Verbatim output required. Print the data in full.

++++ INPUT MATERIAL

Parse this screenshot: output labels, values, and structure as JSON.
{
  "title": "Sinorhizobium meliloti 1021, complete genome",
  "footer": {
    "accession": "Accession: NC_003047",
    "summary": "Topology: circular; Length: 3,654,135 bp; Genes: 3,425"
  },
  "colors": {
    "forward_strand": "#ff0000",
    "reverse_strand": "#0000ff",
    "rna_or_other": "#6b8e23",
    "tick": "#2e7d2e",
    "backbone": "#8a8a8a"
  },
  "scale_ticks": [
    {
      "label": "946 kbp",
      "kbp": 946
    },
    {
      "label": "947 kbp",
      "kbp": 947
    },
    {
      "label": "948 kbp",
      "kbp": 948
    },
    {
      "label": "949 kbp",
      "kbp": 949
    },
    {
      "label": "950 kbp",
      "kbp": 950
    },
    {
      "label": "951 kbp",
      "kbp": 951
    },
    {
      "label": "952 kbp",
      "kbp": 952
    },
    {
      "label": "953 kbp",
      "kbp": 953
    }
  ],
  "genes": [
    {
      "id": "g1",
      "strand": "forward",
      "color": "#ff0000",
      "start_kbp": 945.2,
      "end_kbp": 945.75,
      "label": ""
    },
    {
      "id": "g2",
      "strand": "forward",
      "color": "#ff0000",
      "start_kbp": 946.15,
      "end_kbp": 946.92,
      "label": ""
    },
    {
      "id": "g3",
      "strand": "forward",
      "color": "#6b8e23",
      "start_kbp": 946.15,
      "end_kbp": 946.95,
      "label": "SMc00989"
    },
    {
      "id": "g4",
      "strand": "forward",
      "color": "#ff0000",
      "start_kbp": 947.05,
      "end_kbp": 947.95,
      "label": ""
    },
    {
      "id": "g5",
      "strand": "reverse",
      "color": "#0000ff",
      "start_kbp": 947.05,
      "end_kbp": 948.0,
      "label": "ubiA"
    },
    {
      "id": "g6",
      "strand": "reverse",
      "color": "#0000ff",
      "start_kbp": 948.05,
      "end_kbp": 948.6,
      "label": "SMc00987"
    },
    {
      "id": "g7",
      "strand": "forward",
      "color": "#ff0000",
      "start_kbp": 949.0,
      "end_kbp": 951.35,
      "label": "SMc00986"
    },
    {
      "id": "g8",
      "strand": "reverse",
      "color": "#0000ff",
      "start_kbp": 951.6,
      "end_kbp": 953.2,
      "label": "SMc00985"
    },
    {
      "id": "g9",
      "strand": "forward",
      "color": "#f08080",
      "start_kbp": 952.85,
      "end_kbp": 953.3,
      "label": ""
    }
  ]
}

++++++++

### FINISHED EXERCISE
Parse this screenshot: output labels, values, and structure as JSON.
{
  "title": "Sinorhizobium meliloti 1021, complete genome",
  "footer": {
    "accession": "Accession: NC_003047",
    "summary": "Topology: circular; Length: 3,654,135 bp; Genes: 3,425"
  },
  "colors": {
    "forward_strand": "#ff0000",
    "reverse_strand": "#0000ff",
    "rna_or_other": "#6b8e23",
    "tick": "#2e7d2e",
    "backbone": "#8a8a8a"
  },
  "scale_ticks": [
    {
      "label": "946 kbp",
      "kbp": 946
    },
    {
      "label": "947 kbp",
      "kbp": 947
    },
    {
      "label": "948 kbp",
      "kbp": 948
    },
    {
      "label": "949 kbp",
      "kbp": 949
    },
    {
      "label": "950 kbp",
      "kbp": 950
    },
    {
      "label": "951 kbp",
      "kbp": 951
    },
    {
      "label": "952 kbp",
      "kbp": 952
    },
    {
      "label": "953 kbp",
      "kbp": 953
    }
  ],
  "genes": [
    {
      "id": "g1",
      "strand": "forward",
      "color": "#ff0000",
      "start_kbp": 945.2,
      "end_kbp": 945.75,
      "label": ""
    },
    {
      "id": "g2",
      "strand": "forward",
      "color": "#ff0000",
      "start_kbp": 946.15,
      "end_kbp": 946.92,
      "label": ""
    },
    {
      "id": "g3",
      "strand": "forward",
      "color": "#6b8e23",
      "start_kbp": 946.15,
      "end_kbp": 946.95,
      "label": "SMc00989"
    },
    {
      "id": "g4",
      "strand": "forward",
      "color": "#ff0000",
      "start_kbp": 947.05,
      "end_kbp": 947.95,
      "label": ""
    },
    {
      "id": "g5",
      "strand": "reverse",
      "color": "#0000ff",
      "start_kbp": 947.05,
      "end_kbp": 948.0,
      "label": "ubiA"
    },
    {
      "id": "g6",
      "strand": "reverse",
      "color": "#0000ff",
      "start_kbp": 948.05,
      "end_kbp": 948.6,
      "label": "SMc00987"
    },
    {
      "id": "g7",
      "strand": "forward",
      "color": "#ff0000",
      "start_kbp": 949.0,
      "end_kbp": 951.35,
      "label": "SMc00986"
    },
    {
      "id": "g8",
      "strand": "reverse",
      "color": "#0000ff",
      "start_kbp": 951.6,
      "end_kbp": 953.2,
      "label": "SMc00985"
    },
    {
      "id": "g9",
      "strand": "forward",
      "color": "#f08080",
      "start_kbp": 952.85,
      "end_kbp": 953.3,
      "label": ""
    }
  ]
}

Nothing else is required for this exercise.